◆ **Exercise passage**:
============================================================

The novel opens with Rani, a curious girl determined to write a story for the Camberford Herald’s journalism competition, and, with her parents away for work, the timing couldn’t be better. Rani’s rambunctious grandmother Nani has come to stay, and the pair swiftly become caught up in the late Lord Harrington’s treasure quest for an unknown prize. The coastal town of Camberford, inspired by an “amalgamation” of different areas from the Hartlepool Marina to the Northumberland coast and Newcastle beaches, provides the backdrop to this quest—the perfect story for Rani’s competition and the perfect adventure for the grandmother-granddaughter duo in this intergenerational caper, where secret codes and hidden identities abound.

it’s so much harder for children now to trust the information they’re getting. It was quite important for us to get them to question what they hear

It is a low-stakes quest without the violence which is “creeping into younger and younger books”. The benign peril was a conscious decision reflecting Gabrielle and Satish’s desire to create a “safe space” for the adventure without the worry of “extreme consequences”,  reflects Satish. “Maybe there’s a slight push towards more and more peril and, as a result, maybe kids are becoming a little bit more desensitised over time.” It is a cosy read where the adventure is propelled not by the threat of death, but by a race against time as Rani and Nani rush around town solving puzzles.

============================================================

[Excerpts from a dataset]
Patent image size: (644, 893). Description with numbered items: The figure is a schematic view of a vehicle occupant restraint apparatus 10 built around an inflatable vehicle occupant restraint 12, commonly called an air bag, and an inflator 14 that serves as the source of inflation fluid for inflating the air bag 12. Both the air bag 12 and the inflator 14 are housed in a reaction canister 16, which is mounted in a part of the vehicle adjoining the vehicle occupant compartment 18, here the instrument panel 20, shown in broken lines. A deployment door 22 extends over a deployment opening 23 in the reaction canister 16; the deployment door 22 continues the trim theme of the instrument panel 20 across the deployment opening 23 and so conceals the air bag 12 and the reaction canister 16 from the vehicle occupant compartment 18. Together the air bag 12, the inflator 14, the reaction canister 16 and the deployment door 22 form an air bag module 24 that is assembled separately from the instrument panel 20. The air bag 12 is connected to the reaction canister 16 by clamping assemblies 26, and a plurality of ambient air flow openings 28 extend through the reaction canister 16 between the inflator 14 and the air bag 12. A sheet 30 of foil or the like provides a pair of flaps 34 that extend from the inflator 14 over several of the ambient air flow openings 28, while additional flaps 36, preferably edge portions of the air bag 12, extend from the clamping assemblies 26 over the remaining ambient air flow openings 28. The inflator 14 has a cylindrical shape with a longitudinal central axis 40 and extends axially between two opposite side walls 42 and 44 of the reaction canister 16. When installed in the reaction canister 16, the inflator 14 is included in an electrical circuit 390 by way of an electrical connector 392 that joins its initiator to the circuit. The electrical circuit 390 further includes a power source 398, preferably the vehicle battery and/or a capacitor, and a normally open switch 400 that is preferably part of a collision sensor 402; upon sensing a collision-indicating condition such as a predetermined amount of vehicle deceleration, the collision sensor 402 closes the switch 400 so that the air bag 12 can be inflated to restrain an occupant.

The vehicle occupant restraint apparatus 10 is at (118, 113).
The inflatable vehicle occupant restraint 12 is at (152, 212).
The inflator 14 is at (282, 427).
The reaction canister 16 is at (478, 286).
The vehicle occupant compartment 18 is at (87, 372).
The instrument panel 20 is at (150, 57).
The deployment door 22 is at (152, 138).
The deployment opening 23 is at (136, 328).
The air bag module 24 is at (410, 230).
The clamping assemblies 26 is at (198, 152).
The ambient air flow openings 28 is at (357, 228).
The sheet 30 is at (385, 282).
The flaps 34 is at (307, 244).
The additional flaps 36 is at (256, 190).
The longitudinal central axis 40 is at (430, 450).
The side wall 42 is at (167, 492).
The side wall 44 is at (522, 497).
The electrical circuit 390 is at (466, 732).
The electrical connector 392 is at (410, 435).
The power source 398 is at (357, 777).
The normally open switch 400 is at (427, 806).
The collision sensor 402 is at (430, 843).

============================================================

◆ **Exercises to complete**:
1) In the passage about the novel, what competition does Rani want to write a story for?
2) Copy the passage about the novel word for word from "The novel opens" to "hidden identities abound.".

◆ **Answer list**:
1) The Camberford Herald's journalism competition.

2)
The novel opens with Rani, a curious girl determined to write a story for the Camberford Herald’s journalism competition, and, with her parents away for work, the timing couldn’t be better. Rani’s rambunctious grandmother Nani has come to stay, and the pair swiftly become caught up in the late Lord Harrington’s treasure quest for an unknown prize. The coastal town of Camberford, inspired by an “amalgamation” of different areas from the Hartlepool Marina to the Northumberland coast and Newcastle beaches, provides the backdrop to this quest—the perfect story for Rani’s competition and the perfect adventure for the grandmother-granddaughter duo in this intergenerational caper, where secret codes and hidden identities abound.